Structured figure records:

_ _ _ _

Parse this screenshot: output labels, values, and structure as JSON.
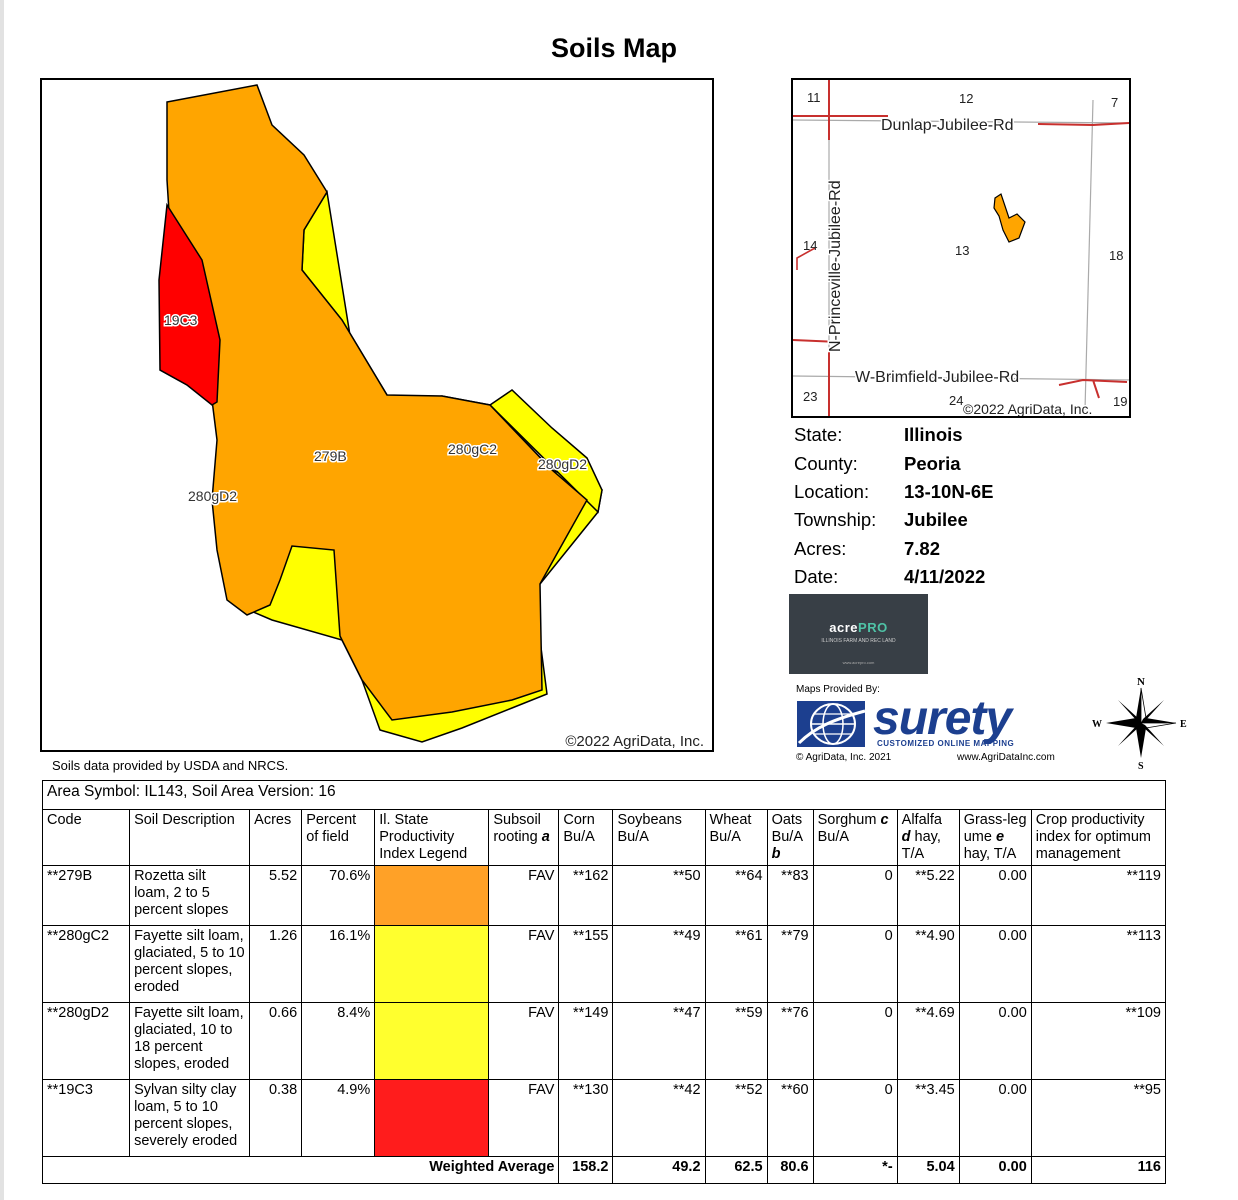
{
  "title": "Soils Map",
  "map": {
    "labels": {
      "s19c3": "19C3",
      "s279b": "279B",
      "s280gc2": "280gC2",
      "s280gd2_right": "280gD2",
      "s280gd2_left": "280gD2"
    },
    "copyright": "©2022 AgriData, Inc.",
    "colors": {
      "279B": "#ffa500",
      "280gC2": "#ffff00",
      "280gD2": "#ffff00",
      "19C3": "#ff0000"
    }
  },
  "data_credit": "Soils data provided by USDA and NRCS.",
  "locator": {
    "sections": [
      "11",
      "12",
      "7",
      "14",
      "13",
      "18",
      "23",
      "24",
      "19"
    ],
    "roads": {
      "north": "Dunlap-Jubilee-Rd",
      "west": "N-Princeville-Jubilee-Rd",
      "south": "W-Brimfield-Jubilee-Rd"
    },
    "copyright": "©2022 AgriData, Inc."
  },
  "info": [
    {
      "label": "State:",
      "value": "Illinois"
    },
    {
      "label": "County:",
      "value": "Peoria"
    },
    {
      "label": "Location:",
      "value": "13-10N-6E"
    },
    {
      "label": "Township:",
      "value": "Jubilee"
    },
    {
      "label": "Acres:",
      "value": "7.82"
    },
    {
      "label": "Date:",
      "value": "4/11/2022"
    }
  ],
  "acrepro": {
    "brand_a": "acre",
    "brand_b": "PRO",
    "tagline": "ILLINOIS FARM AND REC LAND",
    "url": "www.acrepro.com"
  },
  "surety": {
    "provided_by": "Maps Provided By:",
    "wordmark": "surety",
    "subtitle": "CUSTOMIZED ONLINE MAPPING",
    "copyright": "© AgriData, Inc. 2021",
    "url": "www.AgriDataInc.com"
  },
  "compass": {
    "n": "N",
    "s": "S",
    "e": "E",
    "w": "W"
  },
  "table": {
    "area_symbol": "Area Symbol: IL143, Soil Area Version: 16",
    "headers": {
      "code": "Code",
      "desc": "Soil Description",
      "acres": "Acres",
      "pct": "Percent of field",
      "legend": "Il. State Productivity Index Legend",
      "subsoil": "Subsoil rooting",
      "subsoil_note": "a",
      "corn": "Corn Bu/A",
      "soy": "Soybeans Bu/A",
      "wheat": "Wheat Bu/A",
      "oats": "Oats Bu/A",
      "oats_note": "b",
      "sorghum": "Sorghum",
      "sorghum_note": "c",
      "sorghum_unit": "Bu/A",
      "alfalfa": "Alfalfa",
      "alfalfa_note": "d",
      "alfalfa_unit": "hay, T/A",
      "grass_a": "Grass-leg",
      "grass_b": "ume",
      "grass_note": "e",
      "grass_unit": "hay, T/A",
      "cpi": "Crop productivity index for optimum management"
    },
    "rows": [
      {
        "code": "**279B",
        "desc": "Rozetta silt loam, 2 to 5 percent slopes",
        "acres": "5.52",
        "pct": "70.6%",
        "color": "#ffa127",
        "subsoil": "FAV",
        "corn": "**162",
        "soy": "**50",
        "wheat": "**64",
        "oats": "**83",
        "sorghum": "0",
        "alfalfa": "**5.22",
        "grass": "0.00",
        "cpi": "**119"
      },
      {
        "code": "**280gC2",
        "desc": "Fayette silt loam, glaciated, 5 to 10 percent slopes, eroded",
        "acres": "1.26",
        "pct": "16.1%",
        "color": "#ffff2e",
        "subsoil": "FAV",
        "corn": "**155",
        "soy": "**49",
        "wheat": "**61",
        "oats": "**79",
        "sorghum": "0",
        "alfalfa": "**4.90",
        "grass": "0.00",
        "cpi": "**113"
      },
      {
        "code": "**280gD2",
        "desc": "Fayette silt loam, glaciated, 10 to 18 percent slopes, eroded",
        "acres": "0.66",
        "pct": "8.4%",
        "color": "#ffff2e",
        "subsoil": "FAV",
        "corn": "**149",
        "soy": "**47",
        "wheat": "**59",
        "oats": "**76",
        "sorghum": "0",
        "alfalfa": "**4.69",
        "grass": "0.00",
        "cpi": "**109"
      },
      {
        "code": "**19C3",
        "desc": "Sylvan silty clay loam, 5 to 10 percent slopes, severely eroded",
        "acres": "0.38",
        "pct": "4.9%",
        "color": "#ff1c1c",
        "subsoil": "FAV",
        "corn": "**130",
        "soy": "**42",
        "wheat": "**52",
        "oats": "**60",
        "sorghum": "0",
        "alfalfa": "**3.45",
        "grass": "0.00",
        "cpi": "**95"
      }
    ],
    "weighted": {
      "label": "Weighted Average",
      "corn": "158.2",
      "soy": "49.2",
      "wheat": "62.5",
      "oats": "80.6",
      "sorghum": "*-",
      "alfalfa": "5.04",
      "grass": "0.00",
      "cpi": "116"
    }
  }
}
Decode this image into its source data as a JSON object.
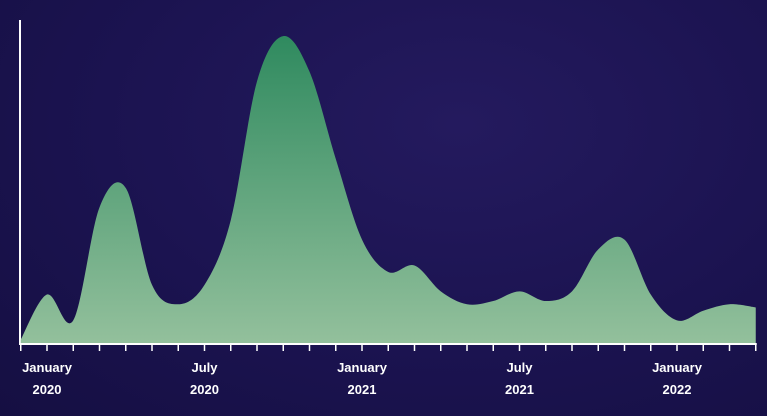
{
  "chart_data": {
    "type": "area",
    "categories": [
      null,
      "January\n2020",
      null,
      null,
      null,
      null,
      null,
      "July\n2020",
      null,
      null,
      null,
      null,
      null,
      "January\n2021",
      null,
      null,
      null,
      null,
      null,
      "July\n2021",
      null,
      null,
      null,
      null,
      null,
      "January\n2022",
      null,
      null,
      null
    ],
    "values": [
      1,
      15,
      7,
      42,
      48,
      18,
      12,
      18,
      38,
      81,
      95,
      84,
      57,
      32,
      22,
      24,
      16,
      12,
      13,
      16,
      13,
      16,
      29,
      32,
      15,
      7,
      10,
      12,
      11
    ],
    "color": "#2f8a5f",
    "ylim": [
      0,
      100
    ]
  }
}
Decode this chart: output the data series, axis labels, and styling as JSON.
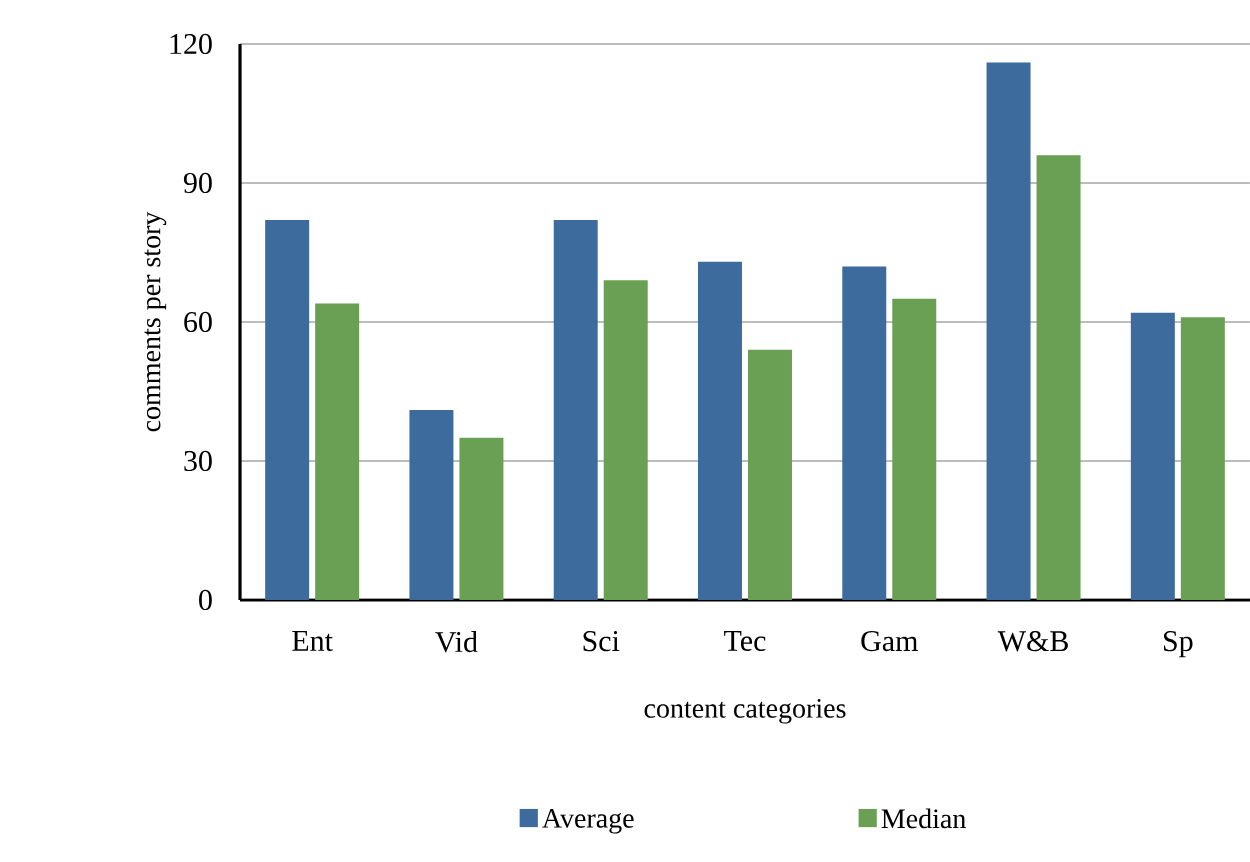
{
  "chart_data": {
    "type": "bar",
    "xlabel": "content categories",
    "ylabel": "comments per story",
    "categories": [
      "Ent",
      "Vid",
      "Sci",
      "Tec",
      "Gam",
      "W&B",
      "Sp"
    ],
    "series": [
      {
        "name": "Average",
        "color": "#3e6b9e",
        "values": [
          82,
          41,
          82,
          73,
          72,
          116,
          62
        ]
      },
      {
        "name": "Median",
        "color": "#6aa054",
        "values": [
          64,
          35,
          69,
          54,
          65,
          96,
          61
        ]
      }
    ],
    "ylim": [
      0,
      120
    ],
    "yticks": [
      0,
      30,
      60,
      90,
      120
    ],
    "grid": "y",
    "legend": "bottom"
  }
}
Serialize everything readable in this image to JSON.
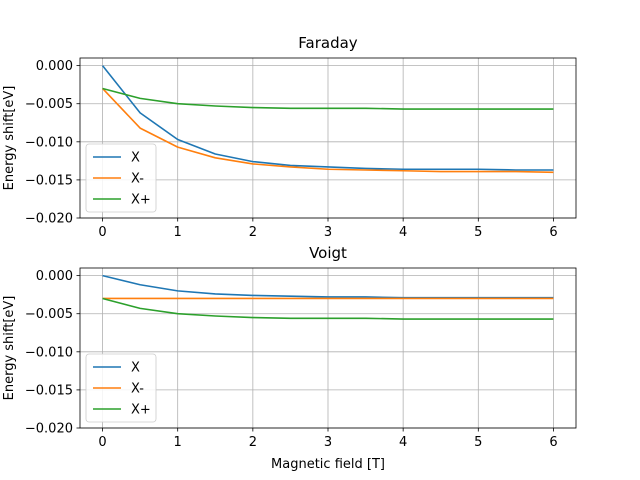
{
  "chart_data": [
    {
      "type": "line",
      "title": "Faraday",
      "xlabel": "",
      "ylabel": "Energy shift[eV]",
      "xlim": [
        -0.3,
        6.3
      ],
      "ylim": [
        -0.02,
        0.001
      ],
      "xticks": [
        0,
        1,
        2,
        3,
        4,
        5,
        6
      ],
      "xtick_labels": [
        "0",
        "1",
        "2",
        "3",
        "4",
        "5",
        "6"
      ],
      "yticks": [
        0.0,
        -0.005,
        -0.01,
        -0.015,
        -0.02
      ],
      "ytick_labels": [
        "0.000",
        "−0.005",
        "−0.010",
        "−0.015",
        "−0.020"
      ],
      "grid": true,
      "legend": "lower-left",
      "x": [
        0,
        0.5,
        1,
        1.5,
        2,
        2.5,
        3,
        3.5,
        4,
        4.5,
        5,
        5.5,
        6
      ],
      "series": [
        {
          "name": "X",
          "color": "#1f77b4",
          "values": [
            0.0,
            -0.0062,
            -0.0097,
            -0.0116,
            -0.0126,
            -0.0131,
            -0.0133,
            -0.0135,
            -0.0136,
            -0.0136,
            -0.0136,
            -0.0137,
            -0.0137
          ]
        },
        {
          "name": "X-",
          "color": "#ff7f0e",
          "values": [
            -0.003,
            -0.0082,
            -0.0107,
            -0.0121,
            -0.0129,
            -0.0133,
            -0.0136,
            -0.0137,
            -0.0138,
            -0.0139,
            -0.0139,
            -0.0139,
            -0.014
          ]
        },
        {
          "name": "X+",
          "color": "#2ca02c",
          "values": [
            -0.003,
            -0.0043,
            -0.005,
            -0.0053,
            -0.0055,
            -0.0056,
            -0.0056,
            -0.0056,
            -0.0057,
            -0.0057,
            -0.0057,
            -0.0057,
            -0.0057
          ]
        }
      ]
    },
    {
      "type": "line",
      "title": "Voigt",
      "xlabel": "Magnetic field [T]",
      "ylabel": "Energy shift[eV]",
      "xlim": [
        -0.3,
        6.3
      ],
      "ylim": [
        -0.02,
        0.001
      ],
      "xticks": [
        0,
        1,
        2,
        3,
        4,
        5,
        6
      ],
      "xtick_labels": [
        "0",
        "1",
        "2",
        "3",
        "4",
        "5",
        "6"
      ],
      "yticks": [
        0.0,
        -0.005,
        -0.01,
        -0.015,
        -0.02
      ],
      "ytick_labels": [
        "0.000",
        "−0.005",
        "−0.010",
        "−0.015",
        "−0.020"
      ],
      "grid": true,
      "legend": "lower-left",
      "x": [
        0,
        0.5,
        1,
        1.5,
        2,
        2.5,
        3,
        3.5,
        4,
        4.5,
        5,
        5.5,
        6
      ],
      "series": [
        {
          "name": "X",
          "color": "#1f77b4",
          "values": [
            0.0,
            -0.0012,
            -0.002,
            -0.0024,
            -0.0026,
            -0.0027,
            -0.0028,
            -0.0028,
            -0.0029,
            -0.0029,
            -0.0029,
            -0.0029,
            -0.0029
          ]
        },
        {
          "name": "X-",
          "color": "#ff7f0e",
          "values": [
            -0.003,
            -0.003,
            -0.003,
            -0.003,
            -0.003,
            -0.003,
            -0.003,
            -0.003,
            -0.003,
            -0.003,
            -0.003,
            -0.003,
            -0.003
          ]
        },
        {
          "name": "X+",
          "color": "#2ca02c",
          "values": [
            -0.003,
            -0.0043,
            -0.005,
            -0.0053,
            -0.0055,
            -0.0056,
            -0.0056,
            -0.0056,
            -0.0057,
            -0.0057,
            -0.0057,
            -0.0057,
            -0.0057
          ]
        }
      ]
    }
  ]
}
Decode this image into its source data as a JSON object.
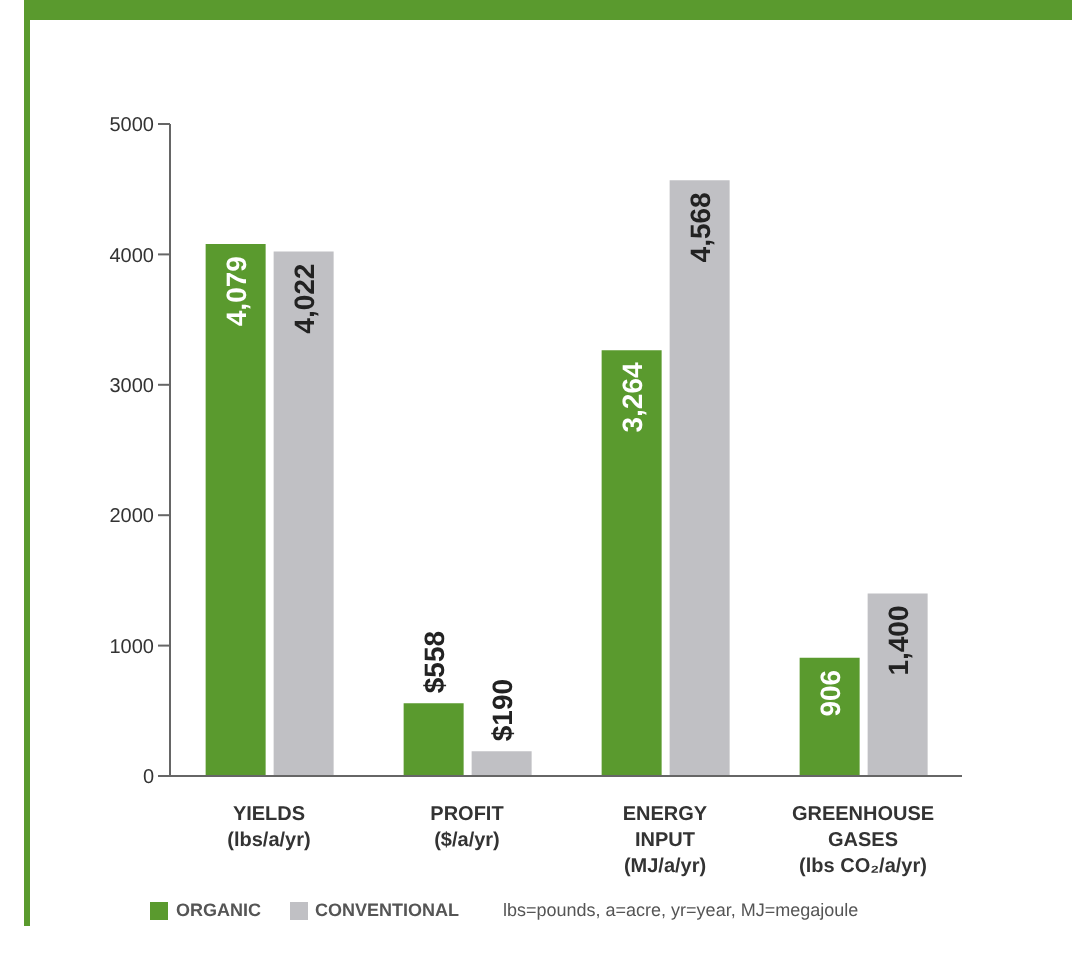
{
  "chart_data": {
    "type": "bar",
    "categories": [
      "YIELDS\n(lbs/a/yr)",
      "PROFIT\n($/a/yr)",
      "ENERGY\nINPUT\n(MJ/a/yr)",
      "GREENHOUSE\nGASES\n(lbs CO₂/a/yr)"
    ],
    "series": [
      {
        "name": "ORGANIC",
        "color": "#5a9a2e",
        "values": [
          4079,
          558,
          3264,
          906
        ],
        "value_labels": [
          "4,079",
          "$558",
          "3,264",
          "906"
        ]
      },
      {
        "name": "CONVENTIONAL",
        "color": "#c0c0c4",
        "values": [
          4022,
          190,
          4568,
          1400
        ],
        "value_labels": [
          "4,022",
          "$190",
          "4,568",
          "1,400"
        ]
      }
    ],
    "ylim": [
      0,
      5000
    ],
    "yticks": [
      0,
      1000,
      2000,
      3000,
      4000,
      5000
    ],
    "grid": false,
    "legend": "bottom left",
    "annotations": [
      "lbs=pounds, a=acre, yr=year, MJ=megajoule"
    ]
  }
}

_ _ _ _

List all lines holding the string "State".

      "label": "State:",
      "legend": "Il. State Productivity Index Legend",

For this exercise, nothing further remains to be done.